_Material provided_:

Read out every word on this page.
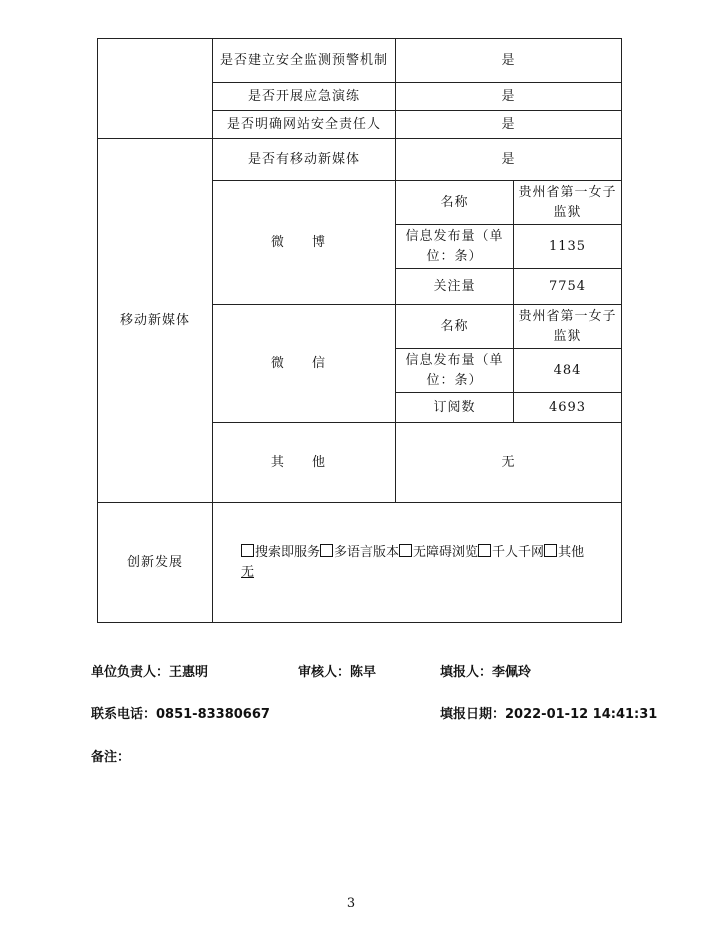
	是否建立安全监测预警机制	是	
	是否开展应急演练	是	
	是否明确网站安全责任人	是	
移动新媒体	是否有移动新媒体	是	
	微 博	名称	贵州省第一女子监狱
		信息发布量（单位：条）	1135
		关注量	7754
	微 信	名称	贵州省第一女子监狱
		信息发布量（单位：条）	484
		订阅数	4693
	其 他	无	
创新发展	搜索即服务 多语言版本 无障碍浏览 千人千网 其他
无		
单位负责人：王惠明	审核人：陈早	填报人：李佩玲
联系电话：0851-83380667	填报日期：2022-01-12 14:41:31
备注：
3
--
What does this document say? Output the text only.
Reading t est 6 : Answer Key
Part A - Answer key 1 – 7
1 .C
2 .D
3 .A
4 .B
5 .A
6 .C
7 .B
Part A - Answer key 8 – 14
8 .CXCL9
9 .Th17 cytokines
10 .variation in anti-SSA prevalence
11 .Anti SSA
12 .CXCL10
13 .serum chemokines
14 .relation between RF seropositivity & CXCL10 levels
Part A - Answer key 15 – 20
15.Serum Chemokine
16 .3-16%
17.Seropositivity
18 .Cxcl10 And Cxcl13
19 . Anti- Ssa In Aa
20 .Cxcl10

_Your instructions_: Copy out every line from the data above that has "Part" in it.

_Problem solution_:
Part A - Answer key 1 – 7
Part A - Answer key 8 – 14
Part A - Answer key 15 – 20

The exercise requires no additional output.